■ Material provided:
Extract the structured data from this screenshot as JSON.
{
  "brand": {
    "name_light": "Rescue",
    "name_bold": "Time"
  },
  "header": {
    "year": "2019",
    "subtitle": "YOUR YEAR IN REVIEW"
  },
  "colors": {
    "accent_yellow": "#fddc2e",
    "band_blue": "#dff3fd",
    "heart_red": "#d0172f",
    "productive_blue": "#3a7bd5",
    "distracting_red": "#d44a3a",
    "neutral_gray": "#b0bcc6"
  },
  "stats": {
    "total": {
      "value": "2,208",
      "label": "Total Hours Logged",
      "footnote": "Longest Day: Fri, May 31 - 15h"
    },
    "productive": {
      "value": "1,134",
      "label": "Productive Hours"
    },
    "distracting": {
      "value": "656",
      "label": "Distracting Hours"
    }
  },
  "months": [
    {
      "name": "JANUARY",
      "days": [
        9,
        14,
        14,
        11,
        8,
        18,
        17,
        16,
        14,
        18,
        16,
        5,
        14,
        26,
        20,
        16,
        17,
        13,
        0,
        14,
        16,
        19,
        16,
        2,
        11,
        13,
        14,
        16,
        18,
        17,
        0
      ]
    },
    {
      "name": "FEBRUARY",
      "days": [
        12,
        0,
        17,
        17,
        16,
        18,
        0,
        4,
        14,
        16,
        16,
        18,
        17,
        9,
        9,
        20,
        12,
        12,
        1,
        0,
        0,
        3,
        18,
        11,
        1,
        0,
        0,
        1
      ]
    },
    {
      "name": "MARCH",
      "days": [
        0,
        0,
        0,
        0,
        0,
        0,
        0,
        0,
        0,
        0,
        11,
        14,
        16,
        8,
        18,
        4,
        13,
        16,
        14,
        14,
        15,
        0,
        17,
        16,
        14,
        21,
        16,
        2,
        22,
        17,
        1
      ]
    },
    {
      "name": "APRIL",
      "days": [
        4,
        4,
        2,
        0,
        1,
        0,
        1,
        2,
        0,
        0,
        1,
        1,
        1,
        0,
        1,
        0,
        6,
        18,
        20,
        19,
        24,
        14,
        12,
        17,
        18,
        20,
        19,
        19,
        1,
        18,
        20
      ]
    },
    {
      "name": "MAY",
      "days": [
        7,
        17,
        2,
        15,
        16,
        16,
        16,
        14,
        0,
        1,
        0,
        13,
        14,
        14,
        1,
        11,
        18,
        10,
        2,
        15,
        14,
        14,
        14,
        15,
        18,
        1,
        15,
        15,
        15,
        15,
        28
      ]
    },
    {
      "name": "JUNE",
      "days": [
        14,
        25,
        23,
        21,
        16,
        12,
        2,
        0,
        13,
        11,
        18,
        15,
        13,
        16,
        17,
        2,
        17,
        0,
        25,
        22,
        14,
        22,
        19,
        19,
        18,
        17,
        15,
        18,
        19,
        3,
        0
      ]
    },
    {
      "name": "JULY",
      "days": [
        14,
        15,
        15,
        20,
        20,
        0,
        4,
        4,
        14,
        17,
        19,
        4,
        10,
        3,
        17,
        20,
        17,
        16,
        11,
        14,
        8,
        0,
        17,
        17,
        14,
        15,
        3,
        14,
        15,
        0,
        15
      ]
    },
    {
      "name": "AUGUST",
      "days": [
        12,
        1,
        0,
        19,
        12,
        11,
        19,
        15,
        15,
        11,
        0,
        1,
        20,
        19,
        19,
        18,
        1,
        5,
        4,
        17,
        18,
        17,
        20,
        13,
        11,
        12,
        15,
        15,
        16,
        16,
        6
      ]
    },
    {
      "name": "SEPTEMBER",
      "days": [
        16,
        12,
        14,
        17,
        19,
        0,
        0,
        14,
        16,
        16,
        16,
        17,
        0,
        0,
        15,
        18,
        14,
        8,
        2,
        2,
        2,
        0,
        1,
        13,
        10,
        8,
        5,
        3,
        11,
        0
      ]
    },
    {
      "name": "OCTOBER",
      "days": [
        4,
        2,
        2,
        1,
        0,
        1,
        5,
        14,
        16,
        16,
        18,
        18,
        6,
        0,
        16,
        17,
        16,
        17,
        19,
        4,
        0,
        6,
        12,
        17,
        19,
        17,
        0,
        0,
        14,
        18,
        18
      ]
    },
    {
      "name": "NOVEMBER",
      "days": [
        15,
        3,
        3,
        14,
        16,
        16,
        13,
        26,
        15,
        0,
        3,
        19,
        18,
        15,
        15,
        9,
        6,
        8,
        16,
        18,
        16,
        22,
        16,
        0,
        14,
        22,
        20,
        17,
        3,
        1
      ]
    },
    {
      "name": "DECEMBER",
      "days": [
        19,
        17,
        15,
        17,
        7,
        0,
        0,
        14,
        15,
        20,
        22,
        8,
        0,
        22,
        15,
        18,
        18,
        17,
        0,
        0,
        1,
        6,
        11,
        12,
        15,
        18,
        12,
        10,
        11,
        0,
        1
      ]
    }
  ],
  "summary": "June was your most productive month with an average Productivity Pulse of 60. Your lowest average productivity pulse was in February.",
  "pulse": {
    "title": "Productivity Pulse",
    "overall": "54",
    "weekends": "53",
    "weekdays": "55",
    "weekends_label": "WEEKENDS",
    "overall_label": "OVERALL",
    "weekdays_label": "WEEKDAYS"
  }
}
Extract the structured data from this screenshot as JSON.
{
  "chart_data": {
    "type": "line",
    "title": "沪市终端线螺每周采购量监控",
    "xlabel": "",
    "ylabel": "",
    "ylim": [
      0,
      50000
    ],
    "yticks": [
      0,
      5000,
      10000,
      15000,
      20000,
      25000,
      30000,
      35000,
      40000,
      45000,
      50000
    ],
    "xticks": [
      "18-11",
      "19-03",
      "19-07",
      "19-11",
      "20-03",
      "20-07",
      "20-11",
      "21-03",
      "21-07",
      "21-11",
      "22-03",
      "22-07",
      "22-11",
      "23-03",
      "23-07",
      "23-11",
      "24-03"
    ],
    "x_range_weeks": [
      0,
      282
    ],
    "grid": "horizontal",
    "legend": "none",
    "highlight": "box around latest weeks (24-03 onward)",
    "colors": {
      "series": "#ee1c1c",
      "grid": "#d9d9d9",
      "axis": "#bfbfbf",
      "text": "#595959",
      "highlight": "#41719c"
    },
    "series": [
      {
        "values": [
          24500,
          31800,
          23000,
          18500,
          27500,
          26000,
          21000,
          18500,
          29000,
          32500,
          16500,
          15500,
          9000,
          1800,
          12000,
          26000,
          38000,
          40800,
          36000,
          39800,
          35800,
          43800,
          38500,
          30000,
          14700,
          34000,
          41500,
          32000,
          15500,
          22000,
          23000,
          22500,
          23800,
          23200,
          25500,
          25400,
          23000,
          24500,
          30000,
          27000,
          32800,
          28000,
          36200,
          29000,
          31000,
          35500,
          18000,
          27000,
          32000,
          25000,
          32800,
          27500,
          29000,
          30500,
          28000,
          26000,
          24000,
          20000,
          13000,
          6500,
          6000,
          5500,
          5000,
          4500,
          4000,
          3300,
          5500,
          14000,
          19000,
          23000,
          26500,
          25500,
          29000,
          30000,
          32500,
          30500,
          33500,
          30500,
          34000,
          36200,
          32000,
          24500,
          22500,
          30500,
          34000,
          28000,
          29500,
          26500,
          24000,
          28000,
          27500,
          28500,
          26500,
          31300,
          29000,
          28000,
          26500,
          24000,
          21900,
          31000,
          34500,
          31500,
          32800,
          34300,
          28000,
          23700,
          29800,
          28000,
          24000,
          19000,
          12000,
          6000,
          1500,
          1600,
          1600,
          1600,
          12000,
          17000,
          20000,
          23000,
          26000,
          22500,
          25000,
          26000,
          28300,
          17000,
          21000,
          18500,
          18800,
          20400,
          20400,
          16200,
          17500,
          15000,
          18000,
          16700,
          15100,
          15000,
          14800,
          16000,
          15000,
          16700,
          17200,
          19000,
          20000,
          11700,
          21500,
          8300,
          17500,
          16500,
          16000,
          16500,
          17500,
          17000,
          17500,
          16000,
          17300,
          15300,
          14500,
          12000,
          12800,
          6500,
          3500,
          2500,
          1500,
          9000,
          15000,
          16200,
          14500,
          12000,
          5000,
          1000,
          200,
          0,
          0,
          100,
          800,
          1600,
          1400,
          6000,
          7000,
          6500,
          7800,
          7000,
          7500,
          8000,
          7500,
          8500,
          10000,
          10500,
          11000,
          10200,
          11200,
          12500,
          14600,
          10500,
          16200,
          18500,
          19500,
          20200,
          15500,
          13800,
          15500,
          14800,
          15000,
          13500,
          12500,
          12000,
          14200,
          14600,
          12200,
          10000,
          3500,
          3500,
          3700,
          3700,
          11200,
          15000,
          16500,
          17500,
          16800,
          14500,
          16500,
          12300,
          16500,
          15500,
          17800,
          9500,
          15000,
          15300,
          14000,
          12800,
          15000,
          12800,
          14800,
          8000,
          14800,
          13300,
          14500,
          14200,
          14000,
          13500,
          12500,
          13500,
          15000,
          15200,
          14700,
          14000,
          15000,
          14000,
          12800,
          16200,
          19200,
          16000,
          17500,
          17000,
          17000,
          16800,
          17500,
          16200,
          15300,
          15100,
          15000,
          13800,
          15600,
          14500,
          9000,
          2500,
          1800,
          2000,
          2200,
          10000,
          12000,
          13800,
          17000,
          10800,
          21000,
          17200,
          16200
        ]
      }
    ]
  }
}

■ Exercise task:
Give the number of lines above that hold the word "highlight", and nothing more.

■ Answer for this exercise:
2